Look through the material below for "JSON". Copy every line that contains it.

··· Data

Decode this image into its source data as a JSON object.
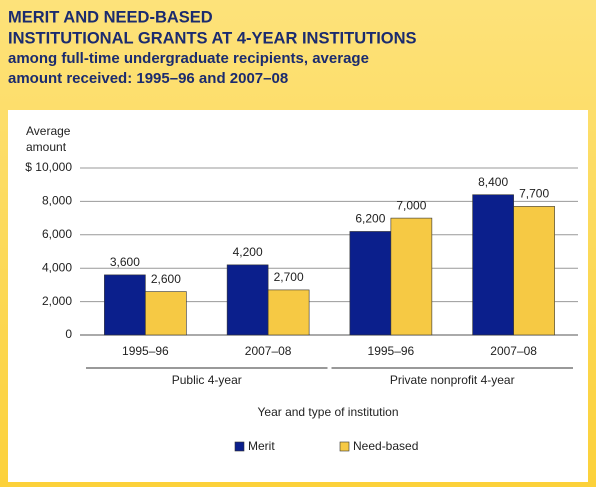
{
  "chart_data": {
    "type": "grouped-bar",
    "title": [
      "MERIT AND NEED-BASED",
      "INSTITUTIONAL GRANTS AT 4-YEAR INSTITUTIONS"
    ],
    "subtitle": [
      "among full-time undergraduate recipients, average",
      "amount received: 1995–96 and 2007–08"
    ],
    "ylabel": [
      "Average",
      "amount"
    ],
    "xlabel": "Year and type of institution",
    "categories": [
      "1995–96",
      "2007–08",
      "1995–96",
      "2007–08"
    ],
    "group_labels": [
      "Public 4-year",
      "Private nonprofit 4-year"
    ],
    "series": [
      {
        "name": "Merit",
        "color": "#0b1f8c",
        "values": [
          3600,
          4200,
          6200,
          8400
        ],
        "value_labels": [
          "3,600",
          "4,200",
          "6,200",
          "8,400"
        ]
      },
      {
        "name": "Need-based",
        "color": "#f6c944",
        "values": [
          2600,
          2700,
          7000,
          7700
        ],
        "value_labels": [
          "2,600",
          "2,700",
          "7,000",
          "7,700"
        ]
      }
    ],
    "ylim": [
      0,
      10000
    ],
    "yticks": [
      0,
      {
        "value": 2000,
        "label": "2,000"
      },
      {
        "value": 4000,
        "label": "4,000"
      },
      {
        "value": 6000,
        "label": "6,000"
      },
      {
        "value": 8000,
        "label": "8,000"
      },
      {
        "value": 10000,
        "label": "$ 10,000"
      }
    ],
    "grid": true
  }
}
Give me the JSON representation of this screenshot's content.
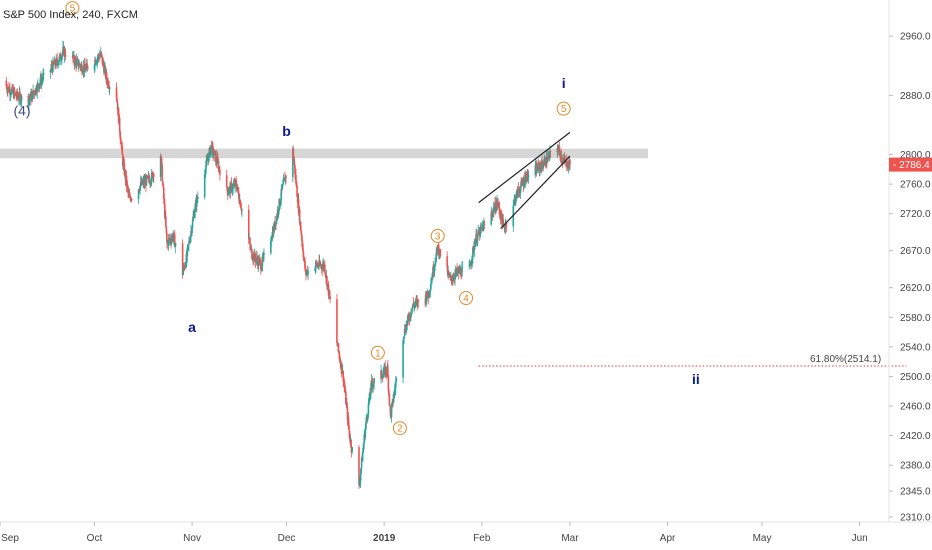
{
  "chart_data": {
    "type": "candlestick",
    "title": "S&P 500 Index, 240, FXCM",
    "ylim": [
      2310,
      2990
    ],
    "y_ticks": [
      2960.0,
      2880.0,
      2800.0,
      2760.0,
      2720.0,
      2670.0,
      2620.0,
      2580.0,
      2540.0,
      2500.0,
      2460.0,
      2420.0,
      2380.0,
      2345.0,
      2310.0
    ],
    "y_tick_labels": [
      "2960.0",
      "2880.0",
      "2800.0",
      "2760.0",
      "2720.0",
      "2670.0",
      "2620.0",
      "2580.0",
      "2540.0",
      "2500.0",
      "2460.0",
      "2420.0",
      "2380.0",
      "2345.0",
      "2310.0"
    ],
    "x_labels": [
      "Sep",
      "Oct",
      "Nov",
      "Dec",
      "2019",
      "Feb",
      "Mar",
      "Apr",
      "May",
      "Jun"
    ],
    "x_label_dates": [
      "2018-09-01",
      "2018-10-01",
      "2018-11-01",
      "2018-12-01",
      "2019-01-01",
      "2019-02-01",
      "2019-03-01",
      "2019-04-01",
      "2019-05-01",
      "2019-06-01"
    ],
    "xlim": [
      "2018-09-01",
      "2019-06-10"
    ],
    "price_path": [
      [
        "2018-09-01",
        2900
      ],
      [
        "2018-09-06",
        2880
      ],
      [
        "2018-09-10",
        2872
      ],
      [
        "2018-09-14",
        2900
      ],
      [
        "2018-09-20",
        2930
      ],
      [
        "2018-09-21",
        2940
      ],
      [
        "2018-09-28",
        2915
      ],
      [
        "2018-10-03",
        2935
      ],
      [
        "2018-10-05",
        2900
      ],
      [
        "2018-10-08",
        2880
      ],
      [
        "2018-10-10",
        2790
      ],
      [
        "2018-10-12",
        2740
      ],
      [
        "2018-10-16",
        2760
      ],
      [
        "2018-10-19",
        2768
      ],
      [
        "2018-10-22",
        2800
      ],
      [
        "2018-10-24",
        2680
      ],
      [
        "2018-10-26",
        2690
      ],
      [
        "2018-10-29",
        2640
      ],
      [
        "2018-10-30",
        2655
      ],
      [
        "2018-11-02",
        2730
      ],
      [
        "2018-11-07",
        2810
      ],
      [
        "2018-11-09",
        2790
      ],
      [
        "2018-11-12",
        2750
      ],
      [
        "2018-11-15",
        2760
      ],
      [
        "2018-11-20",
        2665
      ],
      [
        "2018-11-23",
        2650
      ],
      [
        "2018-11-27",
        2700
      ],
      [
        "2018-11-30",
        2760
      ],
      [
        "2018-12-03",
        2805
      ],
      [
        "2018-12-05",
        2720
      ],
      [
        "2018-12-07",
        2640
      ],
      [
        "2018-12-10",
        2650
      ],
      [
        "2018-12-13",
        2650
      ],
      [
        "2018-12-17",
        2545
      ],
      [
        "2018-12-19",
        2500
      ],
      [
        "2018-12-21",
        2420
      ],
      [
        "2018-12-24",
        2350
      ],
      [
        "2018-12-26",
        2430
      ],
      [
        "2018-12-28",
        2490
      ],
      [
        "2019-01-02",
        2510
      ],
      [
        "2019-01-03",
        2445
      ],
      [
        "2019-01-07",
        2555
      ],
      [
        "2019-01-10",
        2595
      ],
      [
        "2019-01-15",
        2610
      ],
      [
        "2019-01-18",
        2675
      ],
      [
        "2019-01-22",
        2630
      ],
      [
        "2019-01-24",
        2640
      ],
      [
        "2019-01-28",
        2645
      ],
      [
        "2019-01-30",
        2685
      ],
      [
        "2019-02-04",
        2720
      ],
      [
        "2019-02-06",
        2735
      ],
      [
        "2019-02-08",
        2700
      ],
      [
        "2019-02-12",
        2745
      ],
      [
        "2019-02-15",
        2770
      ],
      [
        "2019-02-20",
        2785
      ],
      [
        "2019-02-22",
        2795
      ],
      [
        "2019-02-25",
        2810
      ],
      [
        "2019-02-27",
        2790
      ],
      [
        "2019-03-01",
        2786.4
      ]
    ],
    "last_price": 2786.4,
    "last_price_label": "2786.4",
    "resistance_zone": [
      2795,
      2808
    ],
    "fib_level": {
      "value": 2514.1,
      "label": "61.80%(2514.1)",
      "start": "2019-01-31",
      "end": "2019-05-31"
    },
    "wedge_lines": [
      {
        "start": [
          "2019-01-31",
          2735
        ],
        "end": [
          "2019-03-01",
          2830
        ]
      },
      {
        "start": [
          "2019-02-07",
          2700
        ],
        "end": [
          "2019-03-01",
          2798
        ]
      }
    ],
    "wave_labels": [
      {
        "text": "a",
        "date": "2018-11-01",
        "price": 2560,
        "style": "bold"
      },
      {
        "text": "b",
        "date": "2018-12-01",
        "price": 2825,
        "style": "bold"
      },
      {
        "text": "i",
        "date": "2019-02-27",
        "price": 2890,
        "style": "bold"
      },
      {
        "text": "ii",
        "date": "2019-04-10",
        "price": 2490,
        "style": "bold"
      },
      {
        "text": "(4)",
        "date": "2018-09-08",
        "price": 2853,
        "style": "plain"
      }
    ],
    "circled_labels": [
      {
        "text": "1",
        "date": "2018-12-30",
        "price": 2532
      },
      {
        "text": "2",
        "date": "2019-01-06",
        "price": 2430
      },
      {
        "text": "3",
        "date": "2019-01-18",
        "price": 2690
      },
      {
        "text": "4",
        "date": "2019-01-27",
        "price": 2606
      },
      {
        "text": "5",
        "date": "2019-02-27",
        "price": 2862
      },
      {
        "text": "5",
        "date": "2018-09-24",
        "price": 2998
      }
    ],
    "colors": {
      "up": "#26a69a",
      "down": "#ef5350",
      "wave": "#0d1a8c",
      "circle": "#e08a2a",
      "fib": "#e53935",
      "zone": "#d6d6d6",
      "price_tag": "#ef5350"
    },
    "grid": false,
    "legend": "none"
  }
}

······

_Problem solution_
Decode this image into its source data as a JSON object.
Give me the JSON representation of this screenshot's content.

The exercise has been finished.